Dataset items
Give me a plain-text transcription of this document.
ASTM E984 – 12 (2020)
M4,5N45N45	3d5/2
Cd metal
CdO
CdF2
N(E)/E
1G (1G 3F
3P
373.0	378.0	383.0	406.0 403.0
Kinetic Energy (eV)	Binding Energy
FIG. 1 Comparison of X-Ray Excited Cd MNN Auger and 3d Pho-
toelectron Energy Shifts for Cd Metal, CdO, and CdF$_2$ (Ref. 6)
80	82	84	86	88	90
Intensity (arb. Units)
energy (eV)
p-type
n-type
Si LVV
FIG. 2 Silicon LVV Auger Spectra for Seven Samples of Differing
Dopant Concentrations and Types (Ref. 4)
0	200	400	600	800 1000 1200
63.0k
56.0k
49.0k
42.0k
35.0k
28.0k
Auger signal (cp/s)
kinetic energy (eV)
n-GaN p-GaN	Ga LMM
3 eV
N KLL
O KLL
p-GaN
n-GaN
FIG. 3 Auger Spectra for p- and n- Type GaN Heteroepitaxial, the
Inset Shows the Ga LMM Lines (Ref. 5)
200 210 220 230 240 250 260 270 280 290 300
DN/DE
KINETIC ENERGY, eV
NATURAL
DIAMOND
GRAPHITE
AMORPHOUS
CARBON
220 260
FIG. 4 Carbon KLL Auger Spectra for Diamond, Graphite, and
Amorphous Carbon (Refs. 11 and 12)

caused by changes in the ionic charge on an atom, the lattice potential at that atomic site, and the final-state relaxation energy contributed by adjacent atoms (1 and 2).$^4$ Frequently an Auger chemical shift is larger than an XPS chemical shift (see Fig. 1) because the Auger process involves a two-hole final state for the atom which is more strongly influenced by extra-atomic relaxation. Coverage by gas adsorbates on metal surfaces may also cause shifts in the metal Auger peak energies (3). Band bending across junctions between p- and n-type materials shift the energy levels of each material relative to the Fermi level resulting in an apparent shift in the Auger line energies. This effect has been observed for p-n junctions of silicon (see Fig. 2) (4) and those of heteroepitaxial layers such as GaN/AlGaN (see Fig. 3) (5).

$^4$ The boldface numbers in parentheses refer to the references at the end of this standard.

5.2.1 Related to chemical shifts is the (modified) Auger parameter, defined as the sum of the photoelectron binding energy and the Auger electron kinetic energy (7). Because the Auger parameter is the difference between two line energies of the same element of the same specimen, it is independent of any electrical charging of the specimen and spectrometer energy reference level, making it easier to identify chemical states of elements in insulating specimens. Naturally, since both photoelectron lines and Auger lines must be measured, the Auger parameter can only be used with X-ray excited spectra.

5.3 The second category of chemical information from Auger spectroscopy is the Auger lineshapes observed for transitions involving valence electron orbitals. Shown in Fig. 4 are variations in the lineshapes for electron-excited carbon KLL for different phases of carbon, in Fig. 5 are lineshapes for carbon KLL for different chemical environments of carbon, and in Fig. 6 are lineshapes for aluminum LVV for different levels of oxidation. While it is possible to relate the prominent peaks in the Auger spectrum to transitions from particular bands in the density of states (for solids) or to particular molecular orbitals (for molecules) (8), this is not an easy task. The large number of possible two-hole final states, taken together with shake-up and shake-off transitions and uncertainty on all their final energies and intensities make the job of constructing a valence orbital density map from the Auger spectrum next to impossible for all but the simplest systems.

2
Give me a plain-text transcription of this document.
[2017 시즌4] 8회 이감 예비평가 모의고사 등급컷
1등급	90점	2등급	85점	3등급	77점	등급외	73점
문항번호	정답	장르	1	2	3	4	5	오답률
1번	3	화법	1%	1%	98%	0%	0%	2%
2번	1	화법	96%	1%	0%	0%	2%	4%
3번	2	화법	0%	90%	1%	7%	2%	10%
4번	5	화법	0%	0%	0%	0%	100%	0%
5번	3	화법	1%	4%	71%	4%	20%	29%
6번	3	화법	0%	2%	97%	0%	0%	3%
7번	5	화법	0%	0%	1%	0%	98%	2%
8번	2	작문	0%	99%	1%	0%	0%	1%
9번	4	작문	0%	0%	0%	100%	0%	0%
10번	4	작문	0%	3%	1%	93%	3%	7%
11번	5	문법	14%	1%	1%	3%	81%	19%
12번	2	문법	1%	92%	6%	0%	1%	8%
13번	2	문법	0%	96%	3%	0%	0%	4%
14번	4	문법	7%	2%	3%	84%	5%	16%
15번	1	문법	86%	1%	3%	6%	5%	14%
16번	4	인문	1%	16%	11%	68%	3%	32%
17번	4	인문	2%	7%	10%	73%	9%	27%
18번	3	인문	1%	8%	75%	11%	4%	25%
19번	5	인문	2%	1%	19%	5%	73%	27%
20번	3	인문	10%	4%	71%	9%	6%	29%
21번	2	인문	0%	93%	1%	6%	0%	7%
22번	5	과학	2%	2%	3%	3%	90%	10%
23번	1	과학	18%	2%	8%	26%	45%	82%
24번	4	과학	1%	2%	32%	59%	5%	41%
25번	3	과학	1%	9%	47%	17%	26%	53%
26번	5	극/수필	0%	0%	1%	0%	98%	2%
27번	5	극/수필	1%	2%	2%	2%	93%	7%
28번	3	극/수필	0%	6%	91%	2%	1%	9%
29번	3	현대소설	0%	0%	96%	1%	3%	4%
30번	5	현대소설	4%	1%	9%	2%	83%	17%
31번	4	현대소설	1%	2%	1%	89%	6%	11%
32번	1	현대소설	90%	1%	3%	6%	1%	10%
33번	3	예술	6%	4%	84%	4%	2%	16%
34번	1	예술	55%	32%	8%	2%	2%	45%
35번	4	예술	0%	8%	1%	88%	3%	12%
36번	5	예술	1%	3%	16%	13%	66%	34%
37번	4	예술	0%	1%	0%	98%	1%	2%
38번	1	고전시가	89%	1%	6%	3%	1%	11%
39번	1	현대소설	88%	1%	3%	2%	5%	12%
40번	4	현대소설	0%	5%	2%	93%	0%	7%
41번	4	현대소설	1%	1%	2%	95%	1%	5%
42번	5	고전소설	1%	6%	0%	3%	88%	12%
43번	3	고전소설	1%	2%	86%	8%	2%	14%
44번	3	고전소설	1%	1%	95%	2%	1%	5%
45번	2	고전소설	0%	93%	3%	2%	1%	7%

What is asked:
Repeat every record, keeping each word and mark exactly as it is.

Solution to this task:
Give me a plain-text transcription of this document.
ASTM E984 – 12 (2020)
M4,5N45N45	3d5/2
Cd metal
CdO
CdF2
N(E)/E
1G (1G 3F
3P
373.0	378.0	383.0	406.0 403.0
Kinetic Energy (eV)	Binding Energy
FIG. 1 Comparison of X-Ray Excited Cd MNN Auger and 3d Pho-
toelectron Energy Shifts for Cd Metal, CdO, and CdF$_2$ (Ref. 6)
80	82	84	86	88	90
Intensity (arb. Units)
energy (eV)
p-type
n-type
Si LVV
FIG. 2 Silicon LVV Auger Spectra for Seven Samples of Differing
Dopant Concentrations and Types (Ref. 4)
0	200	400	600	800 1000 1200
63.0k
56.0k
49.0k
42.0k
35.0k
28.0k
Auger signal (cp/s)
kinetic energy (eV)
n-GaN p-GaN	Ga LMM
3 eV
N KLL
O KLL
p-GaN
n-GaN
FIG. 3 Auger Spectra for p- and n- Type GaN Heteroepitaxial, the
Inset Shows the Ga LMM Lines (Ref. 5)
200 210 220 230 240 250 260 270 280 290 300
DN/DE
KINETIC ENERGY, eV
NATURAL
DIAMOND
GRAPHITE
AMORPHOUS
CARBON
220 260
FIG. 4 Carbon KLL Auger Spectra for Diamond, Graphite, and
Amorphous Carbon (Refs. 11 and 12)

caused by changes in the ionic charge on an atom, the lattice potential at that atomic site, and the final-state relaxation energy contributed by adjacent atoms (1 and 2).$^4$ Frequently an Auger chemical shift is larger than an XPS chemical shift (see Fig. 1) because the Auger process involves a two-hole final state for the atom which is more strongly influenced by extra-atomic relaxation. Coverage by gas adsorbates on metal surfaces may also cause shifts in the metal Auger peak energies (3). Band bending across junctions between p- and n-type materials shift the energy levels of each material relative to the Fermi level resulting in an apparent shift in the Auger line energies. This effect has been observed for p-n junctions of silicon (see Fig. 2) (4) and those of heteroepitaxial layers such as GaN/AlGaN (see Fig. 3) (5).

$^4$ The boldface numbers in parentheses refer to the references at the end of this standard.

5.2.1 Related to chemical shifts is the (modified) Auger parameter, defined as the sum of the photoelectron binding energy and the Auger electron kinetic energy (7). Because the Auger parameter is the difference between two line energies of the same element of the same specimen, it is independent of any electrical charging of the specimen and spectrometer energy reference level, making it easier to identify chemical states of elements in insulating specimens. Naturally, since both photoelectron lines and Auger lines must be measured, the Auger parameter can only be used with X-ray excited spectra.

5.3 The second category of chemical information from Auger spectroscopy is the Auger lineshapes observed for transitions involving valence electron orbitals. Shown in Fig. 4 are variations in the lineshapes for electron-excited carbon KLL for different phases of carbon, in Fig. 5 are lineshapes for carbon KLL for different chemical environments of carbon, and in Fig. 6 are lineshapes for aluminum LVV for different levels of oxidation. While it is possible to relate the prominent peaks in the Auger spectrum to transitions from particular bands in the density of states (for solids) or to particular molecular orbitals (for molecules) (8), this is not an easy task. The large number of possible two-hole final states, taken together with shake-up and shake-off transitions and uncertainty on all their final energies and intensities make the job of constructing a valence orbital density map from the Auger spectrum next to impossible for all but the simplest systems.

2
Give me a plain-text transcription of this document.
[2017 시즌4] 8회 이감 예비평가 모의고사 등급컷
1등급	90점	2등급	85점	3등급	77점	등급외	73점
문항번호	정답	장르	1	2	3	4	5	오답률
1번	3	화법	1%	1%	98%	0%	0%	2%
2번	1	화법	96%	1%	0%	0%	2%	4%
3번	2	화법	0%	90%	1%	7%	2%	10%
4번	5	화법	0%	0%	0%	0%	100%	0%
5번	3	화법	1%	4%	71%	4%	20%	29%
6번	3	화법	0%	2%	97%	0%	0%	3%
7번	5	화법	0%	0%	1%	0%	98%	2%
8번	2	작문	0%	99%	1%	0%	0%	1%
9번	4	작문	0%	0%	0%	100%	0%	0%
10번	4	작문	0%	3%	1%	93%	3%	7%
11번	5	문법	14%	1%	1%	3%	81%	19%
12번	2	문법	1%	92%	6%	0%	1%	8%
13번	2	문법	0%	96%	3%	0%	0%	4%
14번	4	문법	7%	2%	3%	84%	5%	16%
15번	1	문법	86%	1%	3%	6%	5%	14%
16번	4	인문	1%	16%	11%	68%	3%	32%
17번	4	인문	2%	7%	10%	73%	9%	27%
18번	3	인문	1%	8%	75%	11%	4%	25%
19번	5	인문	2%	1%	19%	5%	73%	27%
20번	3	인문	10%	4%	71%	9%	6%	29%
21번	2	인문	0%	93%	1%	6%	0%	7%
22번	5	과학	2%	2%	3%	3%	90%	10%
23번	1	과학	18%	2%	8%	26%	45%	82%
24번	4	과학	1%	2%	32%	59%	5%	41%
25번	3	과학	1%	9%	47%	17%	26%	53%
26번	5	극/수필	0%	0%	1%	0%	98%	2%
27번	5	극/수필	1%	2%	2%	2%	93%	7%
28번	3	극/수필	0%	6%	91%	2%	1%	9%
29번	3	현대소설	0%	0%	96%	1%	3%	4%
30번	5	현대소설	4%	1%	9%	2%	83%	17%
31번	4	현대소설	1%	2%	1%	89%	6%	11%
32번	1	현대소설	90%	1%	3%	6%	1%	10%
33번	3	예술	6%	4%	84%	4%	2%	16%
34번	1	예술	55%	32%	8%	2%	2%	45%
35번	4	예술	0%	8%	1%	88%	3%	12%
36번	5	예술	1%	3%	16%	13%	66%	34%
37번	4	예술	0%	1%	0%	98%	1%	2%
38번	1	고전시가	89%	1%	6%	3%	1%	11%
39번	1	현대소설	88%	1%	3%	2%	5%	12%
40번	4	현대소설	0%	5%	2%	93%	0%	7%
41번	4	현대소설	1%	1%	2%	95%	1%	5%
42번	5	고전소설	1%	6%	0%	3%	88%	12%
43번	3	고전소설	1%	2%	86%	8%	2%	14%
44번	3	고전소설	1%	1%	95%	2%	1%	5%
45번	2	고전소설	0%	93%	3%	2%	1%	7%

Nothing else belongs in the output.